[The exercise] From the listing that follows, output everything exactly except the pictures.
— Start Dataset extract —
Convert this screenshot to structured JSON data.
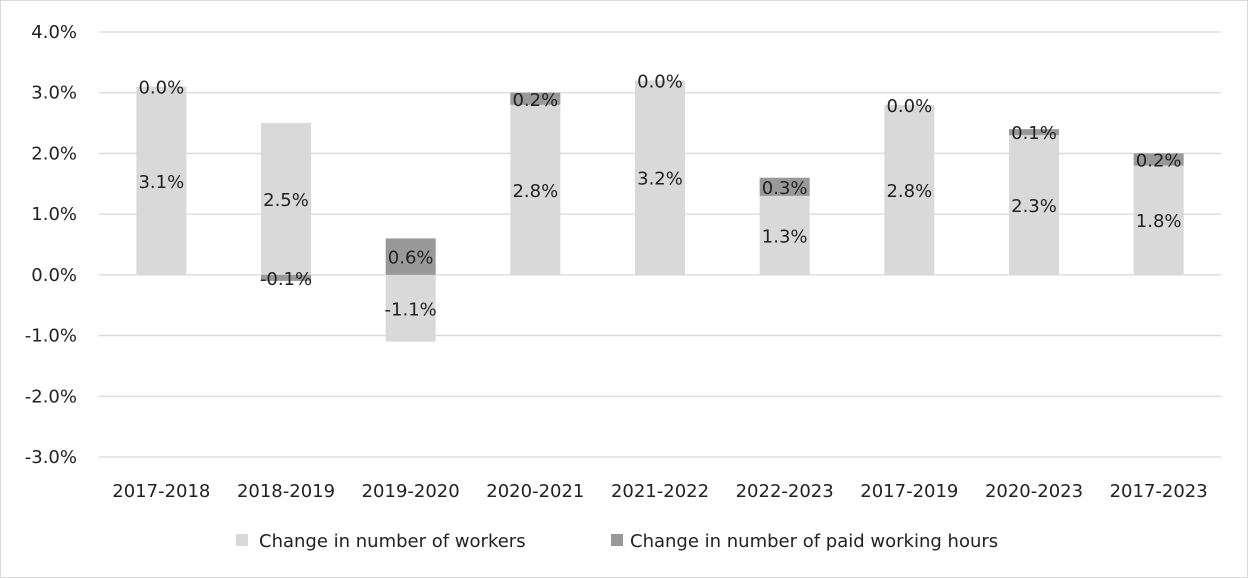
{
  "chart_data": {
    "type": "bar",
    "stacked": true,
    "title": "",
    "xlabel": "",
    "ylabel": "",
    "ylim": [
      -0.03,
      0.04
    ],
    "y_ticks": [
      0.04,
      0.03,
      0.02,
      0.01,
      0.0,
      -0.01,
      -0.02,
      -0.03
    ],
    "y_tick_labels": [
      "4.0%",
      "3.0%",
      "2.0%",
      "1.0%",
      "0.0%",
      "-1.0%",
      "-2.0%",
      "-3.0%"
    ],
    "grid": true,
    "legend_position": "bottom",
    "categories": [
      "2017-2018",
      "2018-2019",
      "2019-2020",
      "2020-2021",
      "2021-2022",
      "2022-2023",
      "2017-2019",
      "2020-2023",
      "2017-2023"
    ],
    "series": [
      {
        "name": "Change in number of workers",
        "color": "#d9d9d9",
        "values": [
          0.031,
          0.025,
          -0.011,
          0.028,
          0.032,
          0.013,
          0.028,
          0.023,
          0.018
        ],
        "labels": [
          "3.1%",
          "2.5%",
          "-1.1%",
          "2.8%",
          "3.2%",
          "1.3%",
          "2.8%",
          "2.3%",
          "1.8%"
        ]
      },
      {
        "name": "Change in number of paid working hours",
        "color": "#999999",
        "values": [
          0.0,
          -0.001,
          0.006,
          0.002,
          0.0,
          0.003,
          0.0,
          0.001,
          0.002
        ],
        "labels": [
          "0.0%",
          "-0.1%",
          "0.6%",
          "0.2%",
          "0.0%",
          "0.3%",
          "0.0%",
          "0.1%",
          "0.2%"
        ]
      }
    ]
  }
}
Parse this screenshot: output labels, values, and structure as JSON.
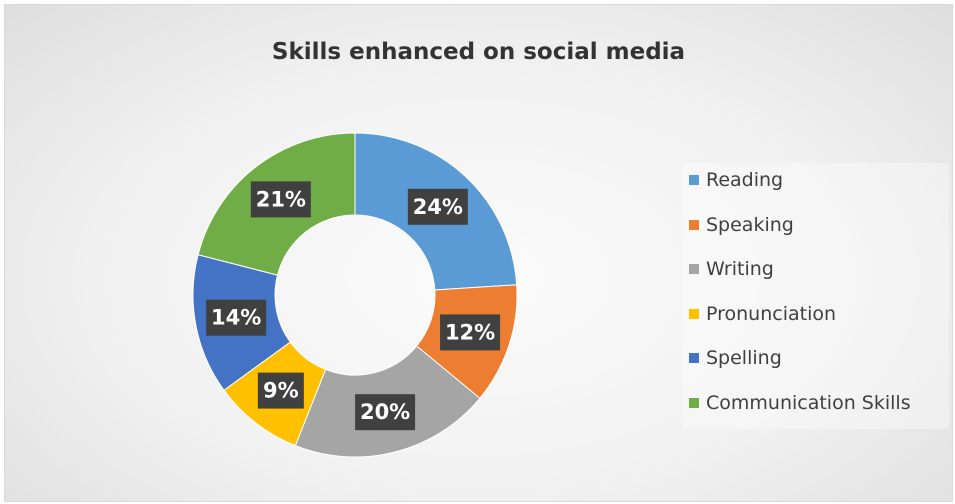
{
  "chart_data": {
    "type": "pie",
    "variant": "donut",
    "title": "Skills enhanced on social media",
    "legend_position": "right",
    "categories": [
      "Reading",
      "Speaking",
      "Writing",
      "Pronunciation",
      "Spelling",
      "Communication Skills"
    ],
    "values": [
      24,
      12,
      20,
      9,
      14,
      21
    ],
    "data_labels": [
      "24%",
      "12%",
      "20%",
      "9%",
      "14%",
      "21%"
    ],
    "colors": [
      "#5B9BD5",
      "#ED7D31",
      "#A5A5A5",
      "#FFC000",
      "#4472C4",
      "#70AD47"
    ],
    "label_box_color": "#404040"
  }
}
— End Dataset extract —
[Response below]
Convert this screenshot to structured JSON data.
{
  "chart_data": {
    "type": "bar",
    "stacked": true,
    "title": "",
    "xlabel": "",
    "ylabel": "",
    "ylim": [
      -0.03,
      0.04
    ],
    "y_ticks": [
      0.04,
      0.03,
      0.02,
      0.01,
      0.0,
      -0.01,
      -0.02,
      -0.03
    ],
    "y_tick_labels": [
      "4.0%",
      "3.0%",
      "2.0%",
      "1.0%",
      "0.0%",
      "-1.0%",
      "-2.0%",
      "-3.0%"
    ],
    "grid": true,
    "legend_position": "bottom",
    "categories": [
      "2017-2018",
      "2018-2019",
      "2019-2020",
      "2020-2021",
      "2021-2022",
      "2022-2023",
      "2017-2019",
      "2020-2023",
      "2017-2023"
    ],
    "series": [
      {
        "name": "Change in number of workers",
        "color": "#d9d9d9",
        "values": [
          0.031,
          0.025,
          -0.011,
          0.028,
          0.032,
          0.013,
          0.028,
          0.023,
          0.018
        ],
        "labels": [
          "3.1%",
          "2.5%",
          "-1.1%",
          "2.8%",
          "3.2%",
          "1.3%",
          "2.8%",
          "2.3%",
          "1.8%"
        ]
      },
      {
        "name": "Change in number of paid working hours",
        "color": "#999999",
        "values": [
          0.0,
          -0.001,
          0.006,
          0.002,
          0.0,
          0.003,
          0.0,
          0.001,
          0.002
        ],
        "labels": [
          "0.0%",
          "-0.1%",
          "0.6%",
          "0.2%",
          "0.0%",
          "0.3%",
          "0.0%",
          "0.1%",
          "0.2%"
        ]
      }
    ]
  }
}
Parse this screenshot: output labels, values, and structure as JSON.
{
  "chart_data": {
    "type": "pie",
    "variant": "donut",
    "title": "Skills enhanced on social media",
    "legend_position": "right",
    "categories": [
      "Reading",
      "Speaking",
      "Writing",
      "Pronunciation",
      "Spelling",
      "Communication Skills"
    ],
    "values": [
      24,
      12,
      20,
      9,
      14,
      21
    ],
    "data_labels": [
      "24%",
      "12%",
      "20%",
      "9%",
      "14%",
      "21%"
    ],
    "colors": [
      "#5B9BD5",
      "#ED7D31",
      "#A5A5A5",
      "#FFC000",
      "#4472C4",
      "#70AD47"
    ],
    "label_box_color": "#404040"
  }
}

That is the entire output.